LISTING:

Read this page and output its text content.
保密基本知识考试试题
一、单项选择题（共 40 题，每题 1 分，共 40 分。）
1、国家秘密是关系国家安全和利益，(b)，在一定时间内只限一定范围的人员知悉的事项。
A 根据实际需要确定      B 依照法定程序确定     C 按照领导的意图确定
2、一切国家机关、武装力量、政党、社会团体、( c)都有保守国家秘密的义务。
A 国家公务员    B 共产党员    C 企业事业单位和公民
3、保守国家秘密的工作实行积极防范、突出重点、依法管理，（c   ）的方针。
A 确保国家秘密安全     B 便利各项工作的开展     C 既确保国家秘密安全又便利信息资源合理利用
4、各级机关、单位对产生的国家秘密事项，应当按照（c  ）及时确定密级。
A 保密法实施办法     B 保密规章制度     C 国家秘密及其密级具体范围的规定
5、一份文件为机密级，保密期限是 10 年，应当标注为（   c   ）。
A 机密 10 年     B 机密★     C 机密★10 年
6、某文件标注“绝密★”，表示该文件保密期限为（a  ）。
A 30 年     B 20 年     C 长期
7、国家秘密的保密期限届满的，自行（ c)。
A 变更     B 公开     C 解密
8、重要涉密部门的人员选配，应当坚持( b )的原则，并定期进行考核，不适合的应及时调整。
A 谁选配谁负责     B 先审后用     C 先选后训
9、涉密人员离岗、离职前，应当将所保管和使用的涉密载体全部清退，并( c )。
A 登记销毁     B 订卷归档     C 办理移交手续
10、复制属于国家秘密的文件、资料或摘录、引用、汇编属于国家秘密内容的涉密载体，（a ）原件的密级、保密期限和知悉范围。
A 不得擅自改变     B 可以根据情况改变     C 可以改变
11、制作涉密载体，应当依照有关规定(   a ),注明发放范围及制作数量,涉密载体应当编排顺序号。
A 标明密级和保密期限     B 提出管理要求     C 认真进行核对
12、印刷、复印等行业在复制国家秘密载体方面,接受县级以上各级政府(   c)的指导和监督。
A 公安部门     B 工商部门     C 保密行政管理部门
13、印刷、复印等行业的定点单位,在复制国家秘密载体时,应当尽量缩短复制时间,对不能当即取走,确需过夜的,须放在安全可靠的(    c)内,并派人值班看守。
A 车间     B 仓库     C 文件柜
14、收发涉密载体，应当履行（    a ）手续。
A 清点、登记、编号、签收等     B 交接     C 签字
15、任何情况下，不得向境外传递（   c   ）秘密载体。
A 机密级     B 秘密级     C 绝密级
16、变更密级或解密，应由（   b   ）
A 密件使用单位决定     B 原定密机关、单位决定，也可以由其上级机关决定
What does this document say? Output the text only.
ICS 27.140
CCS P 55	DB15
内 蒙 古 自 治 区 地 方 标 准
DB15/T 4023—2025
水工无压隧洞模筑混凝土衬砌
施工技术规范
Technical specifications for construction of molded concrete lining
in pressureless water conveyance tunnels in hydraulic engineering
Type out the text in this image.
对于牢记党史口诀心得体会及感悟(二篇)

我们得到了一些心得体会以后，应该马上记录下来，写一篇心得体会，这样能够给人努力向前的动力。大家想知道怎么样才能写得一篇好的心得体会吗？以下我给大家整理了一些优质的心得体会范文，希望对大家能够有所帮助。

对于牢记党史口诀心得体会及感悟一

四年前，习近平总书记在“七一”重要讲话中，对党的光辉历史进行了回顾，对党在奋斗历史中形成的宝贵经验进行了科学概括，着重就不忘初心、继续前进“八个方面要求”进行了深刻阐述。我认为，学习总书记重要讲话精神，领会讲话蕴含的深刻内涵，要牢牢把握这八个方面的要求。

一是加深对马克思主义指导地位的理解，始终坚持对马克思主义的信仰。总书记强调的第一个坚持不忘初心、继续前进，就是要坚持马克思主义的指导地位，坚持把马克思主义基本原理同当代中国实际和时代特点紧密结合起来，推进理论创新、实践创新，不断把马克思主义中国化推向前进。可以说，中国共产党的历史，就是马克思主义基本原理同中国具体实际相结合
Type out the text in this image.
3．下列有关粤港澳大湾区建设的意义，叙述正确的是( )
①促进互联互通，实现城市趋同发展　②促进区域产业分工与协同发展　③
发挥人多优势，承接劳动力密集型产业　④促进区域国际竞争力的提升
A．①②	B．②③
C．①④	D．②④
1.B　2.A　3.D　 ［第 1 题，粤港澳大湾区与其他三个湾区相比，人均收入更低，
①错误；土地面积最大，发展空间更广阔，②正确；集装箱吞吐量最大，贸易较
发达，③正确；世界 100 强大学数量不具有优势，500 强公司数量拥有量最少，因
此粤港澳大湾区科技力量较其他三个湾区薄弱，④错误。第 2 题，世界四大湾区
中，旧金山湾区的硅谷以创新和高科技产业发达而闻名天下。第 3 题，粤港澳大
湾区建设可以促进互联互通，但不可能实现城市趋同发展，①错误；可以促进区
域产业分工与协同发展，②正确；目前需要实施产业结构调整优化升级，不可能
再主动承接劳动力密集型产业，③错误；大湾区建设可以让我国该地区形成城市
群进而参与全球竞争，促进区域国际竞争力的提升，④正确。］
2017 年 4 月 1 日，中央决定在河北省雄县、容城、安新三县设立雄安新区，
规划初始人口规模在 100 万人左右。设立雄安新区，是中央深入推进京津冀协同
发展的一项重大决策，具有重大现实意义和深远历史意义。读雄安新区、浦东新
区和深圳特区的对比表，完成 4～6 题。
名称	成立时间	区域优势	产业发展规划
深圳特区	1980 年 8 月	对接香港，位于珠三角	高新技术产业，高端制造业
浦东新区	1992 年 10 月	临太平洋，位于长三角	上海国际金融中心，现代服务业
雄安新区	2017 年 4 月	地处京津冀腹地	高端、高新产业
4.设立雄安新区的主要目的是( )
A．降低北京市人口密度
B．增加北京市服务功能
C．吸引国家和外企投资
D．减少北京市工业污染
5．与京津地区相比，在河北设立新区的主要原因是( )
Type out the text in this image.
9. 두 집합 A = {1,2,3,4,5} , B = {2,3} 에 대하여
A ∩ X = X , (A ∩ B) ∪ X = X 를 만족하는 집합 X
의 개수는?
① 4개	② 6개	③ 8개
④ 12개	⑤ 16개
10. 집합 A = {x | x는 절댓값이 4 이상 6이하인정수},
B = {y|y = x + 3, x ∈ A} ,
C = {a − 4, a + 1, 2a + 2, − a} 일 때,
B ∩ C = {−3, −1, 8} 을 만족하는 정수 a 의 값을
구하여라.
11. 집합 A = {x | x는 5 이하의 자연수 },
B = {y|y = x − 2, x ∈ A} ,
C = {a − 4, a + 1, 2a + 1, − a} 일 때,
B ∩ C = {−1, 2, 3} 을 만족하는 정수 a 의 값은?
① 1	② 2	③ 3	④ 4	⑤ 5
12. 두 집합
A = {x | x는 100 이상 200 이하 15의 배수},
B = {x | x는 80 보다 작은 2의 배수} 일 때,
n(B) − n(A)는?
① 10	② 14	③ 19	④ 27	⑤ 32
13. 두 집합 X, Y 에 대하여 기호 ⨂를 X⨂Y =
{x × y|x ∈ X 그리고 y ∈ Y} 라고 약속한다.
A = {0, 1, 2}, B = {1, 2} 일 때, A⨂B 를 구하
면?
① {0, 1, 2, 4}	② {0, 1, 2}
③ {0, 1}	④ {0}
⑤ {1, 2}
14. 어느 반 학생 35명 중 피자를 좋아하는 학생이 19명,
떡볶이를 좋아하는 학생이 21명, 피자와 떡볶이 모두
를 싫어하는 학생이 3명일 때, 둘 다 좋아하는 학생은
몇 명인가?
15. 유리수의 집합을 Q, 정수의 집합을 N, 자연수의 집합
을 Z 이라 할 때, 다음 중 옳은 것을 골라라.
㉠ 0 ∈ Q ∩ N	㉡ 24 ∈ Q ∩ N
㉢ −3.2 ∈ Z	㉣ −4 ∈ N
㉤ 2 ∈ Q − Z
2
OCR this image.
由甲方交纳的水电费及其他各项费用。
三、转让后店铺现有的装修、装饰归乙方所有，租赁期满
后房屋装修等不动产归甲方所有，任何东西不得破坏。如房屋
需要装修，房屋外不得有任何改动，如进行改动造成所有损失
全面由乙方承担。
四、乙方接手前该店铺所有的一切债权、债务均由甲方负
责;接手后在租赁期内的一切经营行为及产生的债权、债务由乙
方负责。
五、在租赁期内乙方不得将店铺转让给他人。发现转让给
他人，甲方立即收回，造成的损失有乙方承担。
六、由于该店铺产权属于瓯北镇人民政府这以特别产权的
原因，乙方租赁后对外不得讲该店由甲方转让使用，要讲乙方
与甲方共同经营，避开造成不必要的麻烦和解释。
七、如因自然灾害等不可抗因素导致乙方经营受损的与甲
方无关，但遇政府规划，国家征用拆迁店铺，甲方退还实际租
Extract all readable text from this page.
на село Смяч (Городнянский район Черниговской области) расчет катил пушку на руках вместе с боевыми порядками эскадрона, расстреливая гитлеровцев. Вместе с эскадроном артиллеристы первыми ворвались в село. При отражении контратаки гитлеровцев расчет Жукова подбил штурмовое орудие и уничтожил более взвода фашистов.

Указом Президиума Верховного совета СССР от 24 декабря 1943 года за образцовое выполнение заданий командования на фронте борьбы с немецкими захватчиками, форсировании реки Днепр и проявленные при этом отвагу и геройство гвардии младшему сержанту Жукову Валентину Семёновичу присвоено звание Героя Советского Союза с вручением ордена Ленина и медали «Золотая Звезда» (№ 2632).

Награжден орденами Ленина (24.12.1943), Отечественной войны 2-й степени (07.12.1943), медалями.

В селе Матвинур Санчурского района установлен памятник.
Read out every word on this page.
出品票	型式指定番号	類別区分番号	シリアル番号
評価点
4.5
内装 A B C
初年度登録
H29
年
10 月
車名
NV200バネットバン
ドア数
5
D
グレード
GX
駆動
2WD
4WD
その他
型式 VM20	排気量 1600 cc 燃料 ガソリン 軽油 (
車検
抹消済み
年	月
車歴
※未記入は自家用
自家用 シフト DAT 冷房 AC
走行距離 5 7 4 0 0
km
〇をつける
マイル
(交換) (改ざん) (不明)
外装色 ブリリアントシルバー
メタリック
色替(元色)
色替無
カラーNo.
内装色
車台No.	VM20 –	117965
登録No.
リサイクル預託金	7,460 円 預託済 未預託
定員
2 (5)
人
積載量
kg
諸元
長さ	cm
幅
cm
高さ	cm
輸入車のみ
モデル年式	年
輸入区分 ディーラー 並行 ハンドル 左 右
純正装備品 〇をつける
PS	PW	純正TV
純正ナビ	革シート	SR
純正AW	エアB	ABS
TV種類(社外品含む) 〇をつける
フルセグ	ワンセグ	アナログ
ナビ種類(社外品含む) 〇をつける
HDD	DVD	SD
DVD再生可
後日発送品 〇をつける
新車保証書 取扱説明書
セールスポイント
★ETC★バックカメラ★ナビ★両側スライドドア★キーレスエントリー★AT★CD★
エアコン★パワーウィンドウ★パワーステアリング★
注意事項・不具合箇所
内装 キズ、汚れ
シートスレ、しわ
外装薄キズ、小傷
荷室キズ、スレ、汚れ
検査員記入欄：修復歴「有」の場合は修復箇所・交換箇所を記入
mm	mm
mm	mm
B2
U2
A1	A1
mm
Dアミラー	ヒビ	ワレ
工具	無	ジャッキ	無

SHORT PROBLEM:
Identify every line holding the word "만족하는" and copy it out.

COMPLETE RESPONSE:
A ∩ X = X , (A ∩ B) ∪ X = X 를 만족하는 집합 X
B ∩ C = {−3, −1, 8} 을 만족하는 정수 a 의 값을
B ∩ C = {−1, 2, 3} 을 만족하는 정수 a 의 값은?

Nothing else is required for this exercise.